• _Your task_
Return the whole listing, keeping every character the same.

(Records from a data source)
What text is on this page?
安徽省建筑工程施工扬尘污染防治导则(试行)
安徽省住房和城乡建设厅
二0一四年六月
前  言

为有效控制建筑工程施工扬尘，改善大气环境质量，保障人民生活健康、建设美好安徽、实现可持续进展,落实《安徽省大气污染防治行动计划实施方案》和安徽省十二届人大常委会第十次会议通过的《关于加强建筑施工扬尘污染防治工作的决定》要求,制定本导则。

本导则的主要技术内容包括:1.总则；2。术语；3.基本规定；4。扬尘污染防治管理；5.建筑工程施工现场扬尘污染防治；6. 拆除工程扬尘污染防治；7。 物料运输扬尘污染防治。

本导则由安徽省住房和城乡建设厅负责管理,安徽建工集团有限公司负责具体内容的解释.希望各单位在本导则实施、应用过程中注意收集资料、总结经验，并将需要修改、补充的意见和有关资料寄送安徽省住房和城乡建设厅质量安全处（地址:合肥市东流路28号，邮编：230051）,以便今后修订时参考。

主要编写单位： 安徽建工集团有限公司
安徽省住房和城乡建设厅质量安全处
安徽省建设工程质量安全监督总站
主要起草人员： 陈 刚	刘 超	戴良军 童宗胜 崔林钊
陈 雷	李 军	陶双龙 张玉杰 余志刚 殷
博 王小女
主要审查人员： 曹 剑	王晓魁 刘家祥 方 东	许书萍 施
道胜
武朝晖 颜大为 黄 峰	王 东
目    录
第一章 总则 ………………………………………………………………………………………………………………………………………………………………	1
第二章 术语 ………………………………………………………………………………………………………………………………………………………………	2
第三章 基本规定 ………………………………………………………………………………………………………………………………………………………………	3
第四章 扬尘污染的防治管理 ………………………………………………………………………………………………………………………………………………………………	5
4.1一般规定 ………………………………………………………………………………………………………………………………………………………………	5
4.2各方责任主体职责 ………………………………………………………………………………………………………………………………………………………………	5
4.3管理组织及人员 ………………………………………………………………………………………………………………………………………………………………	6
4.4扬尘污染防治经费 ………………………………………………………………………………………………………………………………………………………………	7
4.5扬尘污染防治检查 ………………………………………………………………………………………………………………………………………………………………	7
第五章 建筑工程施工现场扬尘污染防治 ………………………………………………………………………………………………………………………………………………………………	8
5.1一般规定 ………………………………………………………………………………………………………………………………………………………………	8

• _Correct result_
What text is on this page?
安徽省建筑工程施工扬尘污染防治导则(试行)
安徽省住房和城乡建设厅
二0一四年六月
前  言

为有效控制建筑工程施工扬尘，改善大气环境质量，保障人民生活健康、建设美好安徽、实现可持续进展,落实《安徽省大气污染防治行动计划实施方案》和安徽省十二届人大常委会第十次会议通过的《关于加强建筑施工扬尘污染防治工作的决定》要求,制定本导则。

本导则的主要技术内容包括:1.总则；2。术语；3.基本规定；4。扬尘污染防治管理；5.建筑工程施工现场扬尘污染防治；6. 拆除工程扬尘污染防治；7。 物料运输扬尘污染防治。

本导则由安徽省住房和城乡建设厅负责管理,安徽建工集团有限公司负责具体内容的解释.希望各单位在本导则实施、应用过程中注意收集资料、总结经验，并将需要修改、补充的意见和有关资料寄送安徽省住房和城乡建设厅质量安全处（地址:合肥市东流路28号，邮编：230051）,以便今后修订时参考。

主要编写单位： 安徽建工集团有限公司
安徽省住房和城乡建设厅质量安全处
安徽省建设工程质量安全监督总站
主要起草人员： 陈 刚	刘 超	戴良军 童宗胜 崔林钊
陈 雷	李 军	陶双龙 张玉杰 余志刚 殷
博 王小女
主要审查人员： 曹 剑	王晓魁 刘家祥 方 东	许书萍 施
道胜
武朝晖 颜大为 黄 峰	王 东
目    录
第一章 总则 ………………………………………………………………………………………………………………………………………………………………	1
第二章 术语 ………………………………………………………………………………………………………………………………………………………………	2
第三章 基本规定 ………………………………………………………………………………………………………………………………………………………………	3
第四章 扬尘污染的防治管理 ………………………………………………………………………………………………………………………………………………………………	5
4.1一般规定 ………………………………………………………………………………………………………………………………………………………………	5
4.2各方责任主体职责 ………………………………………………………………………………………………………………………………………………………………	5
4.3管理组织及人员 ………………………………………………………………………………………………………………………………………………………………	6
4.4扬尘污染防治经费 ………………………………………………………………………………………………………………………………………………………………	7
4.5扬尘污染防治检查 ………………………………………………………………………………………………………………………………………………………………	7
第五章 建筑工程施工现场扬尘污染防治 ………………………………………………………………………………………………………………………………………………………………	8
5.1一般规定 ………………………………………………………………………………………………………………………………………………………………	8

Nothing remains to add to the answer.